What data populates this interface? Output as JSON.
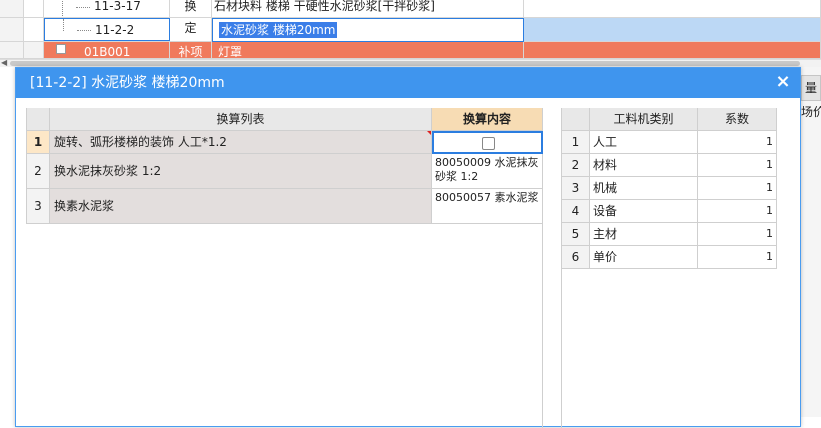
{
  "background": {
    "rows": [
      {
        "code": "11-3-17",
        "type": "换",
        "name": "石材块料 楼梯 干硬性水泥砂浆[干拌砂浆]"
      },
      {
        "code": "11-2-2",
        "type": "定",
        "name": "水泥砂浆 楼梯20mm"
      },
      {
        "code": "01B001",
        "type": "补项",
        "name": "灯罩"
      }
    ],
    "right_button": "量",
    "right_label": "场价"
  },
  "dialog": {
    "title": "[11-2-2] 水泥砂浆 楼梯20mm",
    "close": "×",
    "left_table": {
      "headers": [
        "换算列表",
        "换算内容"
      ],
      "rows": [
        {
          "num": "1",
          "name": "旋转、弧形楼梯的装饰 人工*1.2",
          "content": ""
        },
        {
          "num": "2",
          "name": "换水泥抹灰砂浆 1:2",
          "content": "80050009  水泥抹灰砂浆 1:2"
        },
        {
          "num": "3",
          "name": "换素水泥浆",
          "content": "80050057  素水泥浆"
        }
      ]
    },
    "right_table": {
      "headers": [
        "工料机类别",
        "系数"
      ],
      "rows": [
        {
          "num": "1",
          "type": "人工",
          "coef": "1"
        },
        {
          "num": "2",
          "type": "材料",
          "coef": "1"
        },
        {
          "num": "3",
          "type": "机械",
          "coef": "1"
        },
        {
          "num": "4",
          "type": "设备",
          "coef": "1"
        },
        {
          "num": "5",
          "type": "主材",
          "coef": "1"
        },
        {
          "num": "6",
          "type": "单价",
          "coef": "1"
        }
      ]
    }
  },
  "colors": {
    "accent": "#3f95ee",
    "header_orange": "#f7dcb4",
    "red_row": "#f07a5c"
  }
}
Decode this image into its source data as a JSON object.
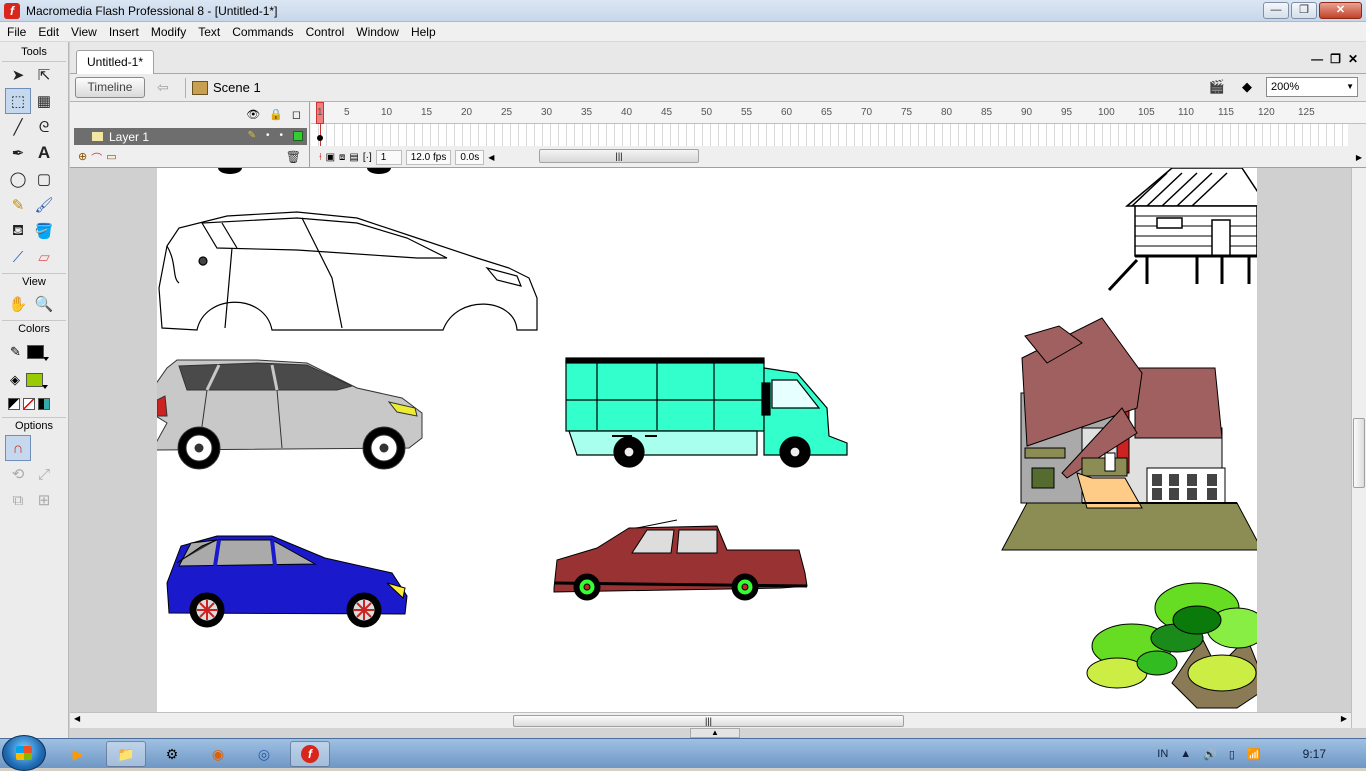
{
  "window": {
    "title": "Macromedia Flash Professional 8 - [Untitled-1*]",
    "app_icon": "flash-icon",
    "controls": {
      "minimize": "—",
      "maximize": "❐",
      "close": "✕"
    }
  },
  "menu": [
    "File",
    "Edit",
    "View",
    "Insert",
    "Modify",
    "Text",
    "Commands",
    "Control",
    "Window",
    "Help"
  ],
  "tools": {
    "header": "Tools",
    "view_label": "View",
    "colors_label": "Colors",
    "options_label": "Options",
    "stroke_color": "#000000",
    "fill_color": "#99cc00"
  },
  "document": {
    "tab": "Untitled-1*",
    "controls": {
      "minimize": "—",
      "restore": "❐",
      "close": "✕"
    },
    "timeline_button": "Timeline",
    "scene": "Scene 1",
    "zoom": "200%"
  },
  "timeline": {
    "ruler": [
      "1",
      "5",
      "10",
      "15",
      "20",
      "25",
      "30",
      "35",
      "40",
      "45",
      "50",
      "55",
      "60",
      "65",
      "70",
      "75",
      "80",
      "85",
      "90",
      "95",
      "100",
      "105",
      "110",
      "115",
      "120",
      "125"
    ],
    "layer_name": "Layer 1",
    "current_frame": "1",
    "frame_rate": "12.0 fps",
    "elapsed": "0.0s",
    "scroll_grip": "|||"
  },
  "stage": {
    "scroll_grip": "|||",
    "colors": {
      "blue_car": "#1a1acc",
      "silver_car": "#c8c8c8",
      "truck_cyan": "#33ffcc",
      "pickup_red": "#993333",
      "house_roof": "#a06060",
      "tree_green": "#66dd22"
    }
  },
  "taskbar": {
    "tray_lang": "IN",
    "clock": "9:17"
  }
}
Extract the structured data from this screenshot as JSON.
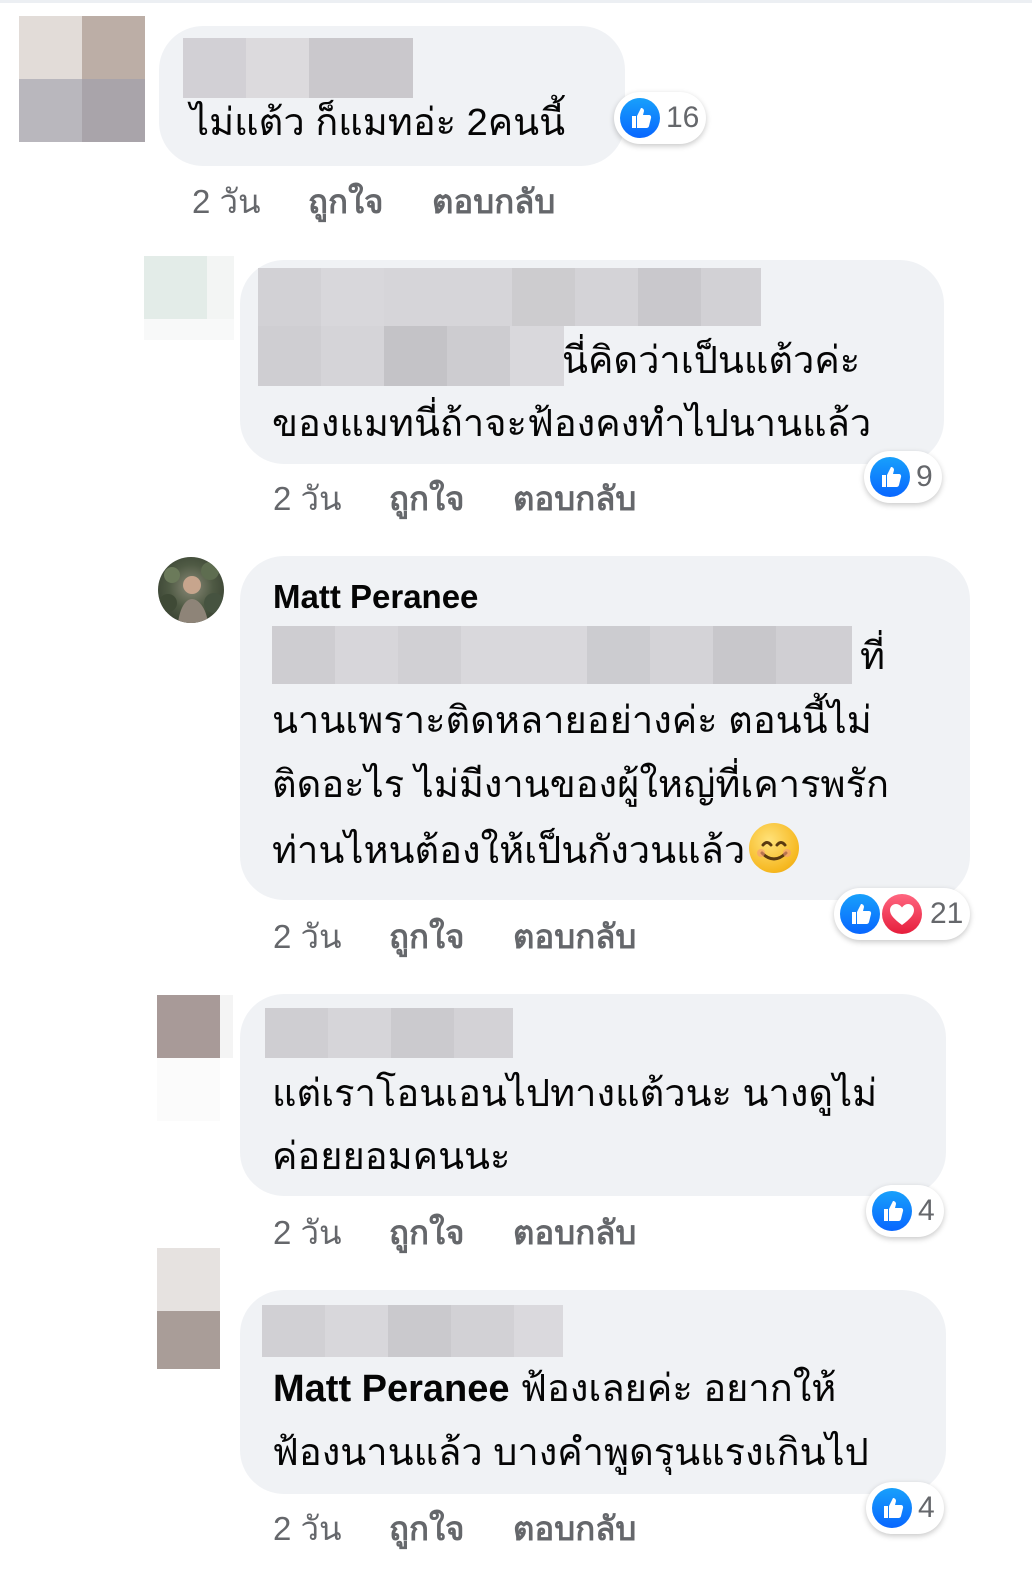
{
  "comments": [
    {
      "text_lines": [
        "ไม่แต้ว ก็แมทอ่ะ 2คนนี้"
      ],
      "time": "2 วัน",
      "like": "ถูกใจ",
      "reply": "ตอบกลับ",
      "reaction_count": "16"
    },
    {
      "text_lines": [
        "นี่คิดว่าเป็นแต้วค่ะ",
        "ของแมทนี่ถ้าจะฟ้องคงทำไปนานแล้ว"
      ],
      "time": "2 วัน",
      "like": "ถูกใจ",
      "reply": "ตอบกลับ",
      "reaction_count": "9"
    },
    {
      "author": "Matt Peranee",
      "text_lines": [
        "ที่",
        "นานเพราะติดหลายอย่างค่ะ ตอนนี้ไม่",
        "ติดอะไร ไม่มีงานของผู้ใหญ่ที่เคารพรัก",
        "ท่านไหนต้องให้เป็นกังวนแล้ว"
      ],
      "emoji": "smiling-face-icon",
      "time": "2 วัน",
      "like": "ถูกใจ",
      "reply": "ตอบกลับ",
      "reaction_count": "21"
    },
    {
      "text_lines": [
        "แต่เราโอนเอนไปทางแต้วนะ นางดูไม่",
        "ค่อยยอมคนนะ"
      ],
      "time": "2 วัน",
      "like": "ถูกใจ",
      "reply": "ตอบกลับ",
      "reaction_count": "4"
    },
    {
      "mention": "Matt Peranee",
      "text_lines": [
        " ฟ้องเลยค่ะ อยากให้",
        "ฟ้องนานแล้ว บางคำพูดรุนแรงเกินไป"
      ],
      "time": "2 วัน",
      "like": "ถูกใจ",
      "reply": "ตอบกลับ",
      "reaction_count": "4"
    }
  ],
  "colors": {
    "bubble": "#f0f2f5",
    "action_text": "#65676b",
    "like_blue": "#0866ff",
    "love_red": "#e61e3c"
  }
}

**********

**WHAT THE EXERCISE ASKS:**
Keep the pictures out of the copy and write out the data exactly as it stands.

**OUTPUT OF THE TASK:**
What data populates this interface? Output as JSON.
{
  "background": {
    "rows": [
      {
        "code": "11-3-17",
        "type": "换",
        "name": "石材块料 楼梯 干硬性水泥砂浆[干拌砂浆]"
      },
      {
        "code": "11-2-2",
        "type": "定",
        "name": "水泥砂浆 楼梯20mm"
      },
      {
        "code": "01B001",
        "type": "补项",
        "name": "灯罩"
      }
    ],
    "right_button": "量",
    "right_label": "场价"
  },
  "dialog": {
    "title": "[11-2-2] 水泥砂浆 楼梯20mm",
    "close": "×",
    "left_table": {
      "headers": [
        "换算列表",
        "换算内容"
      ],
      "rows": [
        {
          "num": "1",
          "name": "旋转、弧形楼梯的装饰 人工*1.2",
          "content": ""
        },
        {
          "num": "2",
          "name": "换水泥抹灰砂浆 1:2",
          "content": "80050009  水泥抹灰砂浆 1:2"
        },
        {
          "num": "3",
          "name": "换素水泥浆",
          "content": "80050057  素水泥浆"
        }
      ]
    },
    "right_table": {
      "headers": [
        "工料机类别",
        "系数"
      ],
      "rows": [
        {
          "num": "1",
          "type": "人工",
          "coef": "1"
        },
        {
          "num": "2",
          "type": "材料",
          "coef": "1"
        },
        {
          "num": "3",
          "type": "机械",
          "coef": "1"
        },
        {
          "num": "4",
          "type": "设备",
          "coef": "1"
        },
        {
          "num": "5",
          "type": "主材",
          "coef": "1"
        },
        {
          "num": "6",
          "type": "单价",
          "coef": "1"
        }
      ]
    }
  },
  "colors": {
    "accent": "#3f95ee",
    "header_orange": "#f7dcb4",
    "red_row": "#f07a5c"
  }
}
Decode this image into its source data as a JSON object.
{
  "window": {
    "title": "Macromedia Flash Professional 8 - [Untitled-1*]",
    "app_icon": "flash-icon",
    "controls": {
      "minimize": "—",
      "maximize": "❐",
      "close": "✕"
    }
  },
  "menu": [
    "File",
    "Edit",
    "View",
    "Insert",
    "Modify",
    "Text",
    "Commands",
    "Control",
    "Window",
    "Help"
  ],
  "tools": {
    "header": "Tools",
    "view_label": "View",
    "colors_label": "Colors",
    "options_label": "Options",
    "stroke_color": "#000000",
    "fill_color": "#99cc00"
  },
  "document": {
    "tab": "Untitled-1*",
    "controls": {
      "minimize": "—",
      "restore": "❐",
      "close": "✕"
    },
    "timeline_button": "Timeline",
    "scene": "Scene 1",
    "zoom": "200%"
  },
  "timeline": {
    "ruler": [
      "1",
      "5",
      "10",
      "15",
      "20",
      "25",
      "30",
      "35",
      "40",
      "45",
      "50",
      "55",
      "60",
      "65",
      "70",
      "75",
      "80",
      "85",
      "90",
      "95",
      "100",
      "105",
      "110",
      "115",
      "120",
      "125"
    ],
    "layer_name": "Layer 1",
    "current_frame": "1",
    "frame_rate": "12.0 fps",
    "elapsed": "0.0s",
    "scroll_grip": "|||"
  },
  "stage": {
    "scroll_grip": "|||",
    "colors": {
      "blue_car": "#1a1acc",
      "silver_car": "#c8c8c8",
      "truck_cyan": "#33ffcc",
      "pickup_red": "#993333",
      "house_roof": "#a06060",
      "tree_green": "#66dd22"
    }
  },
  "taskbar": {
    "tray_lang": "IN",
    "clock": "9:17"
  }
}
Extract the structured data from this screenshot as JSON.
{
  "comments": [
    {
      "text_lines": [
        "ไม่แต้ว ก็แมทอ่ะ 2คนนี้"
      ],
      "time": "2 วัน",
      "like": "ถูกใจ",
      "reply": "ตอบกลับ",
      "reaction_count": "16"
    },
    {
      "text_lines": [
        "นี่คิดว่าเป็นแต้วค่ะ",
        "ของแมทนี่ถ้าจะฟ้องคงทำไปนานแล้ว"
      ],
      "time": "2 วัน",
      "like": "ถูกใจ",
      "reply": "ตอบกลับ",
      "reaction_count": "9"
    },
    {
      "author": "Matt Peranee",
      "text_lines": [
        "ที่",
        "นานเพราะติดหลายอย่างค่ะ ตอนนี้ไม่",
        "ติดอะไร ไม่มีงานของผู้ใหญ่ที่เคารพรัก",
        "ท่านไหนต้องให้เป็นกังวนแล้ว"
      ],
      "emoji": "smiling-face-icon",
      "time": "2 วัน",
      "like": "ถูกใจ",
      "reply": "ตอบกลับ",
      "reaction_count": "21"
    },
    {
      "text_lines": [
        "แต่เราโอนเอนไปทางแต้วนะ นางดูไม่",
        "ค่อยยอมคนนะ"
      ],
      "time": "2 วัน",
      "like": "ถูกใจ",
      "reply": "ตอบกลับ",
      "reaction_count": "4"
    },
    {
      "mention": "Matt Peranee",
      "text_lines": [
        " ฟ้องเลยค่ะ อยากให้",
        "ฟ้องนานแล้ว บางคำพูดรุนแรงเกินไป"
      ],
      "time": "2 วัน",
      "like": "ถูกใจ",
      "reply": "ตอบกลับ",
      "reaction_count": "4"
    }
  ],
  "colors": {
    "bubble": "#f0f2f5",
    "action_text": "#65676b",
    "like_blue": "#0866ff",
    "love_red": "#e61e3c"
  }
}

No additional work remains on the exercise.